<<<<

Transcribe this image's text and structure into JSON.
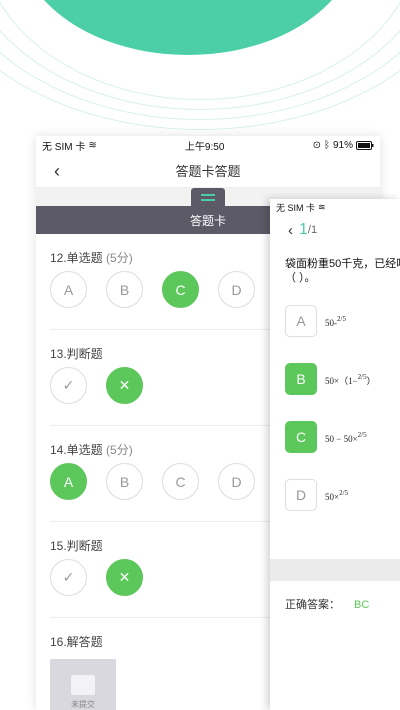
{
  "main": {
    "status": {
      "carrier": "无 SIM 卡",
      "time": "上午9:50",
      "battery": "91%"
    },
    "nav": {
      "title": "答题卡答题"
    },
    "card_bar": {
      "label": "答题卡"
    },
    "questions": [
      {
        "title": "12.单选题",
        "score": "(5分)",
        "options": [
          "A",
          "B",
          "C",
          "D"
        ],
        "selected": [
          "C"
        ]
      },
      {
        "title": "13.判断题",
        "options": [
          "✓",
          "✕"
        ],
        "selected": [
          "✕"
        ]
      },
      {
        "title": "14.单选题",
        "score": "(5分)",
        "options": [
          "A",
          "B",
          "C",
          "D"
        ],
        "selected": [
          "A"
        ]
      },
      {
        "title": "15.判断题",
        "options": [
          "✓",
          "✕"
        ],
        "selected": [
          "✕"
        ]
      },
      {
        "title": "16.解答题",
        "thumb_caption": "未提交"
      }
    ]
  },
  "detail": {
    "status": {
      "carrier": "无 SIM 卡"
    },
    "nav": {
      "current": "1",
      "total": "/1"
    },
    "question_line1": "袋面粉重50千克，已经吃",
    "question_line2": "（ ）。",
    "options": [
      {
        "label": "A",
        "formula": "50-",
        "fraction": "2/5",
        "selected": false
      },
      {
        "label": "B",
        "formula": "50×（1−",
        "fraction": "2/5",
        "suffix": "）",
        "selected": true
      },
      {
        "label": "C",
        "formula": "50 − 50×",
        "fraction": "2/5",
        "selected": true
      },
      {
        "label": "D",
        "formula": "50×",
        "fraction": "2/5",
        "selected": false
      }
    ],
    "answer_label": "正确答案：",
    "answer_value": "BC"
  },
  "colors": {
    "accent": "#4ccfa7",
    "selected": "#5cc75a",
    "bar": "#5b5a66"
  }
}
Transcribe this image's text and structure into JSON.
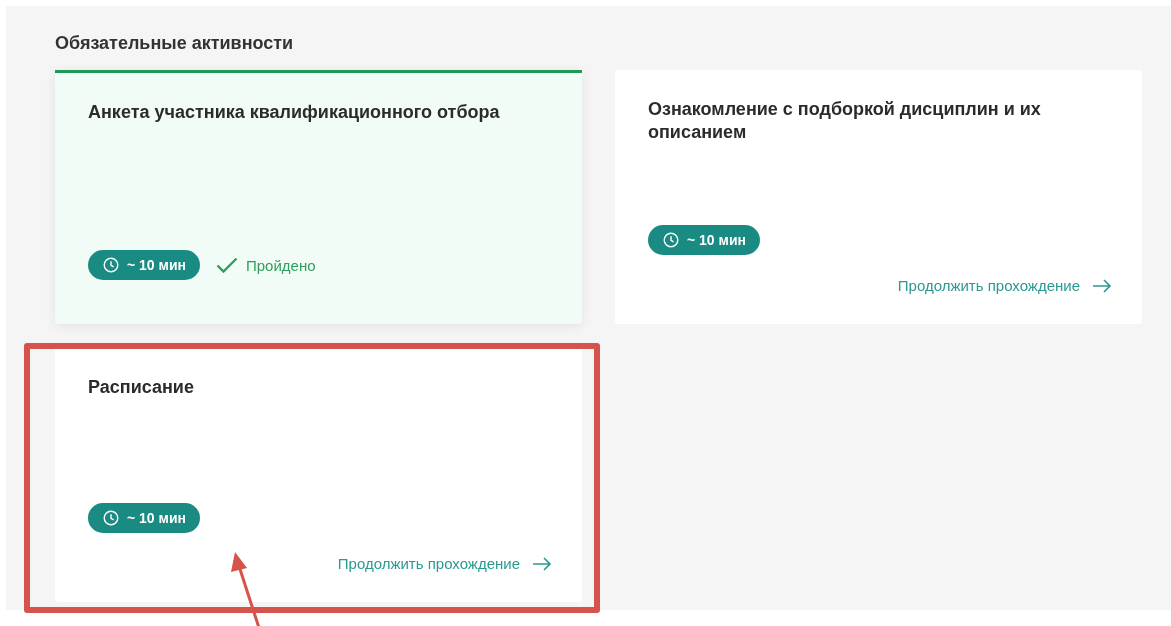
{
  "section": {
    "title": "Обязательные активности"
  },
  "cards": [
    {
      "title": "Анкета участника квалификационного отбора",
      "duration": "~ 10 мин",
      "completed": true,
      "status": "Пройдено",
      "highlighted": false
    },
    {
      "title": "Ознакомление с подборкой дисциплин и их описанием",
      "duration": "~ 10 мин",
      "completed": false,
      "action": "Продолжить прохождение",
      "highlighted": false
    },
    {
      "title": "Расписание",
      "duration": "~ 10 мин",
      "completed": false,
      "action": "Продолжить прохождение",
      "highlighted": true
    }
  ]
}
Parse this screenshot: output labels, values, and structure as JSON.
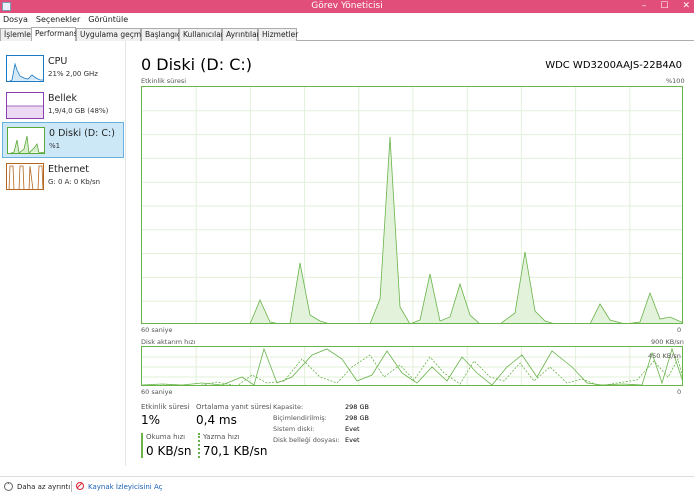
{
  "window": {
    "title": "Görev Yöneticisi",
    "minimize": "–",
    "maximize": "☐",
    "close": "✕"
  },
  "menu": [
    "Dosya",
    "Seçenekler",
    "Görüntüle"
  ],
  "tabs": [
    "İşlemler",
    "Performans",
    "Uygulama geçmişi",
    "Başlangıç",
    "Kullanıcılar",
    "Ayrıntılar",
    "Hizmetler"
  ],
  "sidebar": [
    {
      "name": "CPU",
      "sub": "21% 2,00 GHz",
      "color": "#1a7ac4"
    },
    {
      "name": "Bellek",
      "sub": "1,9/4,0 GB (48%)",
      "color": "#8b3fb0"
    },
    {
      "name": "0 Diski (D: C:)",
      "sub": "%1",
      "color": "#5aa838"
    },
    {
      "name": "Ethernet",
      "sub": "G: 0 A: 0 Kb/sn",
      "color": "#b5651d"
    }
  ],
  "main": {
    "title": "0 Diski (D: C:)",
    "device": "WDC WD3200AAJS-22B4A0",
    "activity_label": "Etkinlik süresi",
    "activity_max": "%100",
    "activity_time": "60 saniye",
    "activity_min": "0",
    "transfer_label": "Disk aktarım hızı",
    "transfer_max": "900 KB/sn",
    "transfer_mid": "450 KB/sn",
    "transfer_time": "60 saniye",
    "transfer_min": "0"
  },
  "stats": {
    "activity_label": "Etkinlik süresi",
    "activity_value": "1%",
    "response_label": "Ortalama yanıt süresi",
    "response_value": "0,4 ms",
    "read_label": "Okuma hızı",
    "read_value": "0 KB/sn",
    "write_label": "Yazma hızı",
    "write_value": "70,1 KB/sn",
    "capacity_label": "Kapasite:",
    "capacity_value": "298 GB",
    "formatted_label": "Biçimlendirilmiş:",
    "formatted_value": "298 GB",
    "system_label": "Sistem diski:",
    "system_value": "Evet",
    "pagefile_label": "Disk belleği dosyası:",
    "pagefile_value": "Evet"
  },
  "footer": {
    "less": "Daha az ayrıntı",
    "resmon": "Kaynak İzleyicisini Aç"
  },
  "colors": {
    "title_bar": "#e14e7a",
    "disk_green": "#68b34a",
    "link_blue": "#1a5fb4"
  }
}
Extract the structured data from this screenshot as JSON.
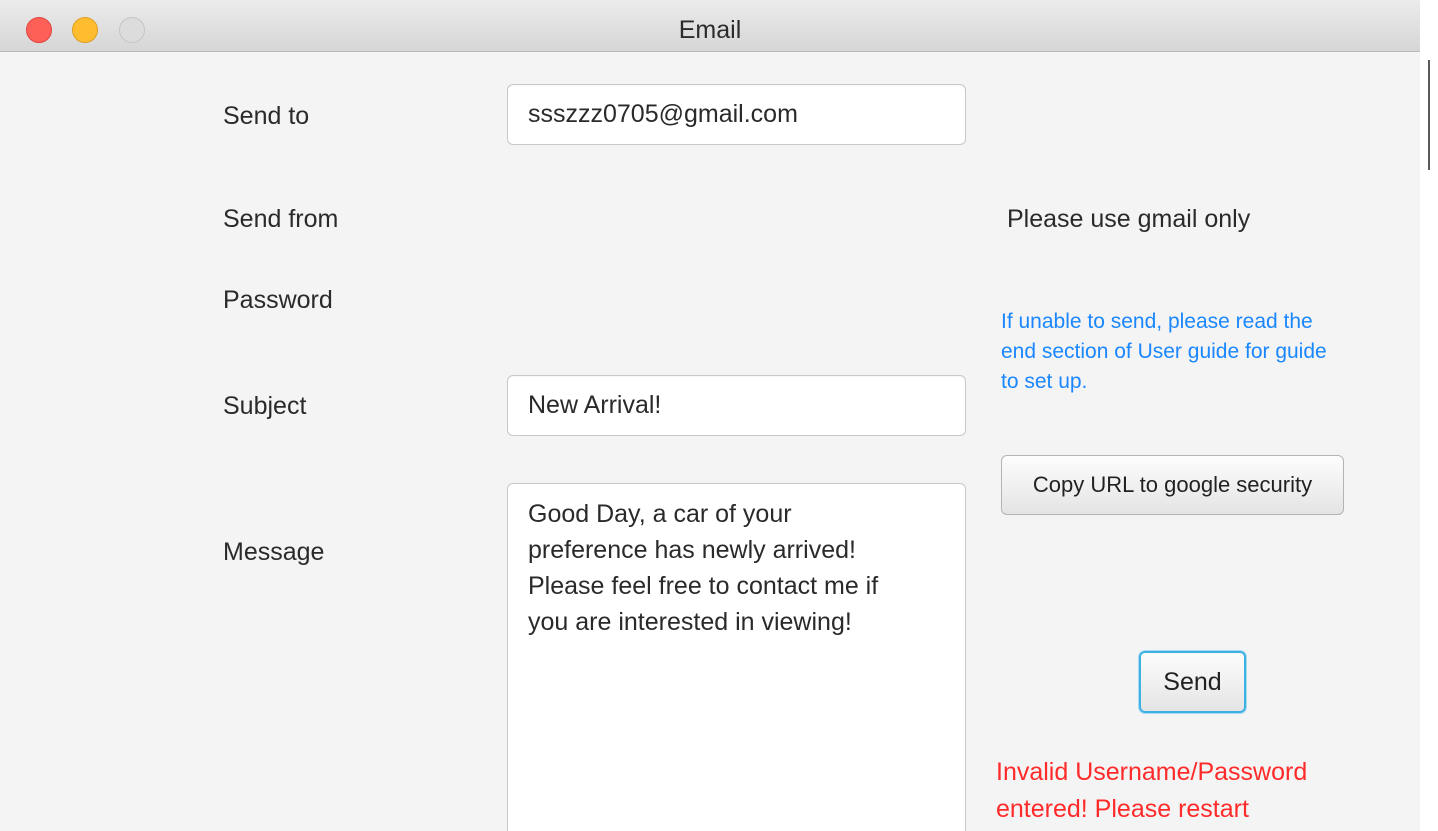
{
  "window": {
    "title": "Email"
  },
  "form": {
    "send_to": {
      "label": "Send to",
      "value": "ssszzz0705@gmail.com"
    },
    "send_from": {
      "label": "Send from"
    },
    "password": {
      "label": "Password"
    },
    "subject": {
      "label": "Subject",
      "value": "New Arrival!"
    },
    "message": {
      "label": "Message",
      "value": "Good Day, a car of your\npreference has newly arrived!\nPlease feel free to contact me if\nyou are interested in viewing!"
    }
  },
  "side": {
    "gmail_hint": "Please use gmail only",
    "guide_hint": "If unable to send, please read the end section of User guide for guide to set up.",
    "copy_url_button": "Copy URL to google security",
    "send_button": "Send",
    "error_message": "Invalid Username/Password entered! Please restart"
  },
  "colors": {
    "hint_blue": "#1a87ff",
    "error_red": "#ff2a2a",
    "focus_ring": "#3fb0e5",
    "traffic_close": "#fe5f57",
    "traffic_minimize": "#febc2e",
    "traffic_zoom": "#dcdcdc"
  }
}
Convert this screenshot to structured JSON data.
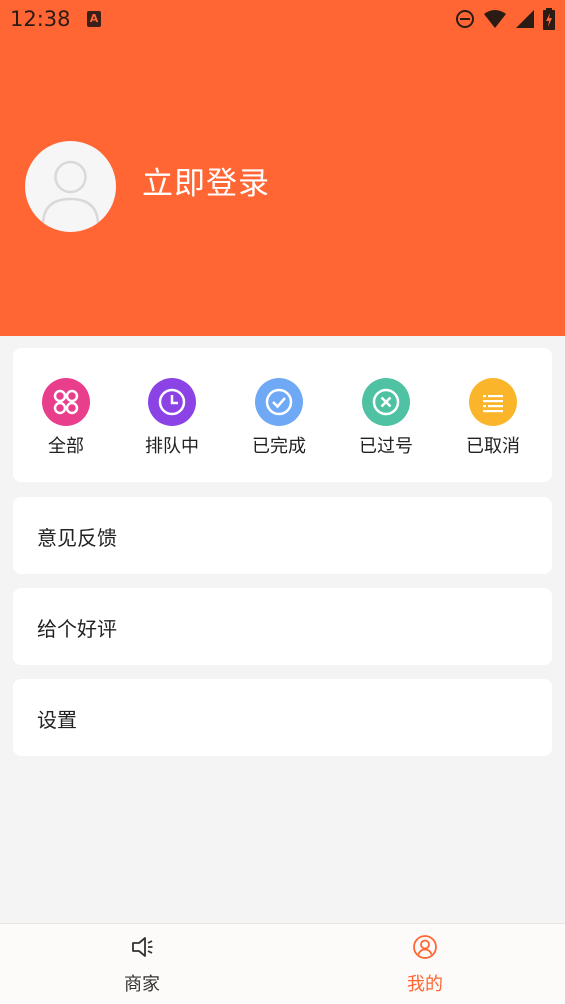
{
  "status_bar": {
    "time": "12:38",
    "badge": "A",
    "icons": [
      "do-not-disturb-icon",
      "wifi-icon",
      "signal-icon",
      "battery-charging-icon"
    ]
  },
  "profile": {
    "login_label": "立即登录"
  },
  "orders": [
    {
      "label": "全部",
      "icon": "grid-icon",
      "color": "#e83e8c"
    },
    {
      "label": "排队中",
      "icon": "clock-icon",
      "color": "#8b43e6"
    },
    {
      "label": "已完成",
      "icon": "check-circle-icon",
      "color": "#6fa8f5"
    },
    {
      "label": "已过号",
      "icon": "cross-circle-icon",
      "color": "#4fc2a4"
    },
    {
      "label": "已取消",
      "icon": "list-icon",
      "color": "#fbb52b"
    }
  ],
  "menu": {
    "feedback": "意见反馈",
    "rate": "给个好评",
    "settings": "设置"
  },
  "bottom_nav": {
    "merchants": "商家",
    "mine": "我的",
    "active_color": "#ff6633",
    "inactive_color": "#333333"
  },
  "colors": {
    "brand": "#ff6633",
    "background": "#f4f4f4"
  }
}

>>>>

* WHAT IS BEING ASKED: Pull out each line holding the string "section".

* REPLY:
  "section": {
    "guide_hint": "If unable to send, please read the end section of User guide for guide to set up.",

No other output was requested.